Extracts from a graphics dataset
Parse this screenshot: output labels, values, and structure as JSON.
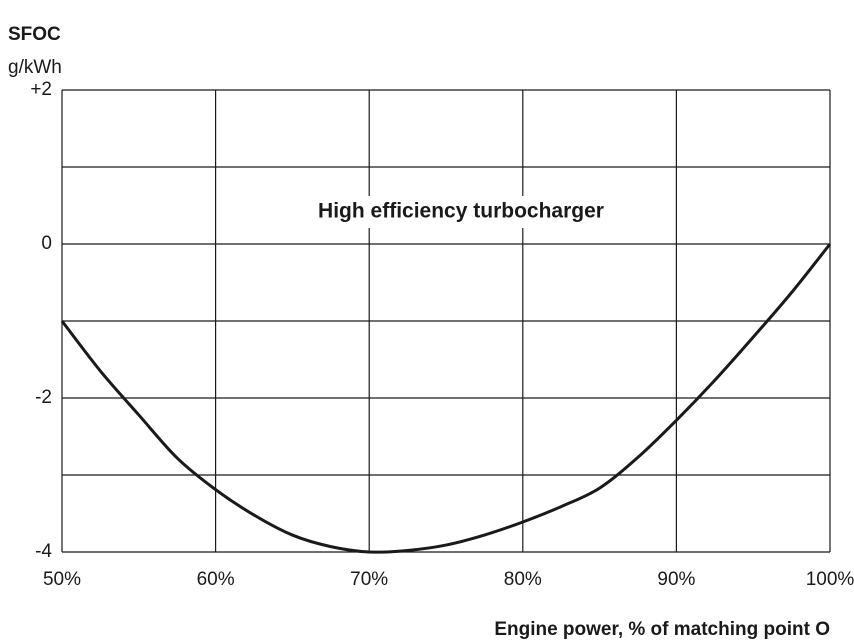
{
  "chart_data": {
    "type": "line",
    "y_label_title": "SFOC",
    "y_label_unit": "g/kWh",
    "x_label": "Engine power, % of matching point O",
    "annotation": "High efficiency turbocharger",
    "x": [
      50,
      52.5,
      55,
      57.5,
      60,
      62.5,
      65,
      67.5,
      70,
      72.5,
      75,
      77.5,
      80,
      82.5,
      85,
      87.5,
      90,
      92.5,
      95,
      97.5,
      100
    ],
    "series": [
      {
        "color": "#1a1a1a",
        "values": [
          -1,
          -1.65,
          -2.22,
          -2.78,
          -3.19,
          -3.52,
          -3.78,
          -3.93,
          -4,
          -3.98,
          -3.91,
          -3.78,
          -3.61,
          -3.41,
          -3.17,
          -2.77,
          -2.29,
          -1.77,
          -1.21,
          -0.63,
          0
        ]
      }
    ],
    "xlim": [
      50,
      100
    ],
    "xticks": [
      {
        "value": 50,
        "label": "50%"
      },
      {
        "value": 60,
        "label": "60%"
      },
      {
        "value": 70,
        "label": "70%"
      },
      {
        "value": 80,
        "label": "80%"
      },
      {
        "value": 90,
        "label": "90%"
      },
      {
        "value": 100,
        "label": "100%"
      }
    ],
    "ylim": [
      -4,
      2
    ],
    "yticks": [
      {
        "value": 2,
        "label": "+2"
      },
      0,
      -2,
      -4
    ],
    "y_minor_grid": [
      -3,
      -1,
      1
    ],
    "grid": true
  }
}
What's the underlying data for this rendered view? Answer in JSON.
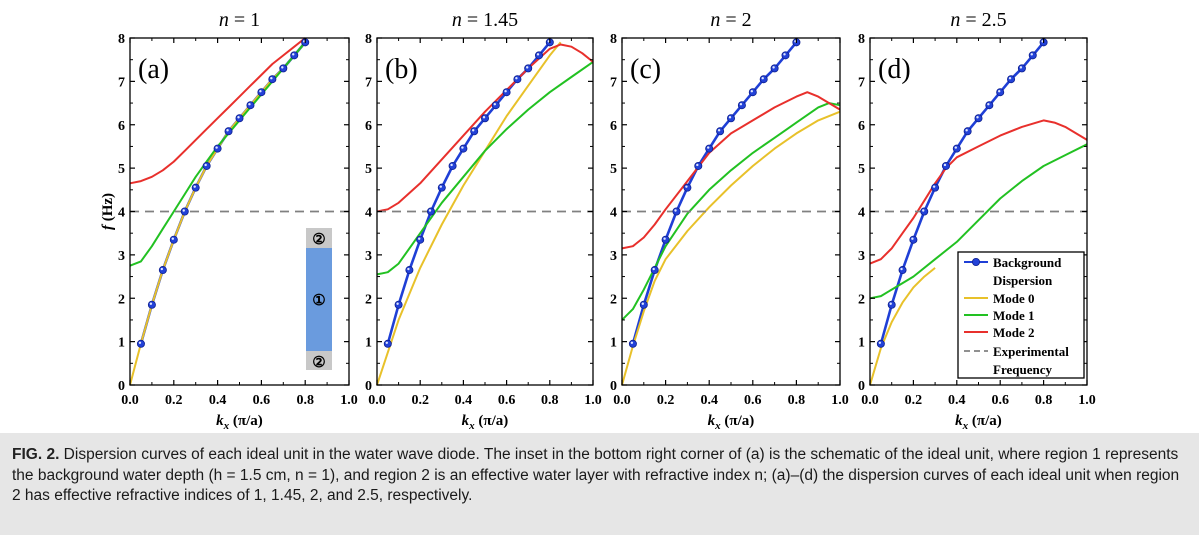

_Stated task:_ From the data above, copy each line that has the string "JSON".

_Task response:_
Parse this screenshot: output labels, values, and structure as JSON.
What's the underlying data for this rendered view? Answer in JSON.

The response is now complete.